[Data excerpts]
===

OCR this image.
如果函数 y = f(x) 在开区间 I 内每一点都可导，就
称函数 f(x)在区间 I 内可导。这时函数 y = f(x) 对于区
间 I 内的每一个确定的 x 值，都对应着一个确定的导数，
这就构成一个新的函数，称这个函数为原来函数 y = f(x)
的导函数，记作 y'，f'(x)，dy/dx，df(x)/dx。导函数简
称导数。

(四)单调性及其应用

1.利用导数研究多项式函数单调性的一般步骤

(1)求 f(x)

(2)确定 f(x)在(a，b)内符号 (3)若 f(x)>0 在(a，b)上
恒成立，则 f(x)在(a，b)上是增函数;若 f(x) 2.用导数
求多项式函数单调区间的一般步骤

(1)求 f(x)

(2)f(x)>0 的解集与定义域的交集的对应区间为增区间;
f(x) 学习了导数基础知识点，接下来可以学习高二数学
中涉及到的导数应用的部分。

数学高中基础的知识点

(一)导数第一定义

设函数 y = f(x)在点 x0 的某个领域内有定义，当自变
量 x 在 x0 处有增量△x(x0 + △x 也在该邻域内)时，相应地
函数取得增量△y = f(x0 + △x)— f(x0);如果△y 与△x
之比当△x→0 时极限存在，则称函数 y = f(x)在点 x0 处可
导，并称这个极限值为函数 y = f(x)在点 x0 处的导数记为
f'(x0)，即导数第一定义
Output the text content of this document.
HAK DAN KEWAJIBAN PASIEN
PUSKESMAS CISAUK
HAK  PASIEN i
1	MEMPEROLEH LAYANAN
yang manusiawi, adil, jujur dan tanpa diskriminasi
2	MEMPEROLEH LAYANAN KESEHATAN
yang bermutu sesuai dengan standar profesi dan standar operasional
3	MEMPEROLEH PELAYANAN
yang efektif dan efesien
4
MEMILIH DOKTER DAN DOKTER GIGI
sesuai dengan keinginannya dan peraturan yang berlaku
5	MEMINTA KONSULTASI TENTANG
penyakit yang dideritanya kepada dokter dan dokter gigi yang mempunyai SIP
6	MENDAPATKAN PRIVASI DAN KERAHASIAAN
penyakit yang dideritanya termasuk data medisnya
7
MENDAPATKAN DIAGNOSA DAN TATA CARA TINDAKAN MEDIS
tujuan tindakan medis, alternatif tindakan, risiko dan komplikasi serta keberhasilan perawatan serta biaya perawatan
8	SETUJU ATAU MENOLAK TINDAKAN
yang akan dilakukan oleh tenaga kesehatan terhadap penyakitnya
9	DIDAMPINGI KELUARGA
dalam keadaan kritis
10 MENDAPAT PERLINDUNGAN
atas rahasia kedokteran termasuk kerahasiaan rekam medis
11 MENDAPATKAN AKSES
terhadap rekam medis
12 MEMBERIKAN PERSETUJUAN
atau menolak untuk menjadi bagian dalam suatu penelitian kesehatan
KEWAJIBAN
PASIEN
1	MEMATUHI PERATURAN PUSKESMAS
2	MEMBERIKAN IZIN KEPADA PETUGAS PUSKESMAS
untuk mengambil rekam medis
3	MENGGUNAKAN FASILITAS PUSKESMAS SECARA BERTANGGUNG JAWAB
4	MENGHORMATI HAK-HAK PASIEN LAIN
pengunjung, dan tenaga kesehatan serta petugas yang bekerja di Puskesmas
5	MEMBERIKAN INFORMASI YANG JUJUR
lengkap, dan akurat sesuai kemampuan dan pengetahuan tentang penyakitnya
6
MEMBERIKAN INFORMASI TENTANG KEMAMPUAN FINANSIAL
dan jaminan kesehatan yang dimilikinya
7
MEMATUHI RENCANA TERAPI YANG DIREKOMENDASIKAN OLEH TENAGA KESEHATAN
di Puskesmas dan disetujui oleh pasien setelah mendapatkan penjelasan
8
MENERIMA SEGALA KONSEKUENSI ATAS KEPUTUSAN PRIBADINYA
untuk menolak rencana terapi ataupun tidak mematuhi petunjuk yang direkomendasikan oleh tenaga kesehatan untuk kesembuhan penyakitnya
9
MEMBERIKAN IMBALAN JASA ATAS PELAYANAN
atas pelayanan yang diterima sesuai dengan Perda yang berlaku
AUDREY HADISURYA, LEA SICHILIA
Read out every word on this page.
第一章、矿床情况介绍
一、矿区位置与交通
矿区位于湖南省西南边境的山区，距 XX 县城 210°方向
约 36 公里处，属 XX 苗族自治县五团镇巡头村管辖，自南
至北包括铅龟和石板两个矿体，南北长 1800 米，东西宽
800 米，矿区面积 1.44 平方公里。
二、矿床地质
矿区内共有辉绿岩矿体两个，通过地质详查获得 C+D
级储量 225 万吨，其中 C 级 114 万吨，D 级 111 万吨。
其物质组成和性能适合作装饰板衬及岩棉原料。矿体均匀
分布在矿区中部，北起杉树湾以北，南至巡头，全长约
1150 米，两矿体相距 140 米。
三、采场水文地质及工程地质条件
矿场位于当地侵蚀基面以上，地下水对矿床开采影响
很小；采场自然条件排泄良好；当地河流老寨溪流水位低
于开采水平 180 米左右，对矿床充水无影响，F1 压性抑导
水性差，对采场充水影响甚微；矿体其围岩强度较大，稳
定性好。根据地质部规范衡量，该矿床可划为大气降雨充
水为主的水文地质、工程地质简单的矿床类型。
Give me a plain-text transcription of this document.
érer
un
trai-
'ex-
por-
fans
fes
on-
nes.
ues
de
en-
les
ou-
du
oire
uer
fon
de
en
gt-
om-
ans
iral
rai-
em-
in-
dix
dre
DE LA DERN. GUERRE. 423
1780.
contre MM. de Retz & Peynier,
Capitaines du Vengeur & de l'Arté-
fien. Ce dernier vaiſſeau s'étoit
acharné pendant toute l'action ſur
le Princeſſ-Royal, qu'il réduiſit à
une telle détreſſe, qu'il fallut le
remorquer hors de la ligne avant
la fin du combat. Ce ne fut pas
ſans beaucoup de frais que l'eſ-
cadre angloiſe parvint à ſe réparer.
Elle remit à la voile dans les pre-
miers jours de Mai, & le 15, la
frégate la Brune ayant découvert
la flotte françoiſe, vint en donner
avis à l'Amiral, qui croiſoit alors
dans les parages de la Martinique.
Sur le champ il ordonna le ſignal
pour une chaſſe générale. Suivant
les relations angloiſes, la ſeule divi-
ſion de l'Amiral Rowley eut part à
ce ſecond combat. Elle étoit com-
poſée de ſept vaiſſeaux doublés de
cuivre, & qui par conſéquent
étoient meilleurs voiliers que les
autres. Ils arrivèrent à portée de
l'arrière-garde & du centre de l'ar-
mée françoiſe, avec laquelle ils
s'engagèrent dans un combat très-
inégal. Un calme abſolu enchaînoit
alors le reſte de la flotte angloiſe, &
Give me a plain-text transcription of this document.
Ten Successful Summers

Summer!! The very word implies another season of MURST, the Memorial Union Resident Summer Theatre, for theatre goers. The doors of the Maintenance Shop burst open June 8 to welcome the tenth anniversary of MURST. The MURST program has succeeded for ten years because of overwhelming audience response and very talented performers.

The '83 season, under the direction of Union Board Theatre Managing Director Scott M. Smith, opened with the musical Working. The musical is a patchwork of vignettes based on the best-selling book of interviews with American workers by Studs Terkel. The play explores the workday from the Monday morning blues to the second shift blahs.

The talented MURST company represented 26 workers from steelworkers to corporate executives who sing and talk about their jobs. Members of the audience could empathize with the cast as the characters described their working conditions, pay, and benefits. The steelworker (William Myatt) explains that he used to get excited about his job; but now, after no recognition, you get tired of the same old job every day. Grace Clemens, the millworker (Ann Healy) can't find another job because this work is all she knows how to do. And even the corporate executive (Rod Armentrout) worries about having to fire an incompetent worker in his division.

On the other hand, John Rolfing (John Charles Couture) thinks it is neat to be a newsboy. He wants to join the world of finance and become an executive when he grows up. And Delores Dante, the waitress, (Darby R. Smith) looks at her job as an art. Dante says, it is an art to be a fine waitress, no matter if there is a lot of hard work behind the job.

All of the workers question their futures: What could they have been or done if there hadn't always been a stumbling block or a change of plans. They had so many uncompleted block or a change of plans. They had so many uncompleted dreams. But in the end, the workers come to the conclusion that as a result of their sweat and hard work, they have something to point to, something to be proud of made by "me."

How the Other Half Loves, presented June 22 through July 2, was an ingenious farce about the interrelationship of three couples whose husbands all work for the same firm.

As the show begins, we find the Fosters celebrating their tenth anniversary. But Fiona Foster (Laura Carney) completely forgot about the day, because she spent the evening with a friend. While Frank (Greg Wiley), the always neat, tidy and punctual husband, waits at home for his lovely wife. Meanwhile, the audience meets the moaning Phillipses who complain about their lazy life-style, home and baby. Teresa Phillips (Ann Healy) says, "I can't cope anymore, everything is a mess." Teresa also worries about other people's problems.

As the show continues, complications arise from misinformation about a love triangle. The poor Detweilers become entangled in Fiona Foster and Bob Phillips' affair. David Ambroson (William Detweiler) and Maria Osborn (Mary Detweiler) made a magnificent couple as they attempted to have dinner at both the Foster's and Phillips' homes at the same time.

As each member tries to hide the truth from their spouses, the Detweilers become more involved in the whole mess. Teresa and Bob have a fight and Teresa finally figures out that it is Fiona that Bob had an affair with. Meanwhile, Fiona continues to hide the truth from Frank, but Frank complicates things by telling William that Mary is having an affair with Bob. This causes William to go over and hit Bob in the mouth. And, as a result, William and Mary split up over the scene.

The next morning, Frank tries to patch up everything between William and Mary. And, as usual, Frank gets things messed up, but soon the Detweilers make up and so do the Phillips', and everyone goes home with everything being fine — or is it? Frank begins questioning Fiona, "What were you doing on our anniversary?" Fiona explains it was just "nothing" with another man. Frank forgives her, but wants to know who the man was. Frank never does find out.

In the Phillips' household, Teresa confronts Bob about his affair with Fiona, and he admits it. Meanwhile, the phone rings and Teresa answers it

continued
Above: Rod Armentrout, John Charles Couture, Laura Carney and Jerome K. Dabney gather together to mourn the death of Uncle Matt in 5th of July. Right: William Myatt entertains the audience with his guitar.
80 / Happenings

===

Only lines with the word "MEMPEROLEH" should be collected from the material.

Result for this task
1	MEMPEROLEH LAYANAN
2	MEMPEROLEH LAYANAN KESEHATAN
3	MEMPEROLEH PELAYANAN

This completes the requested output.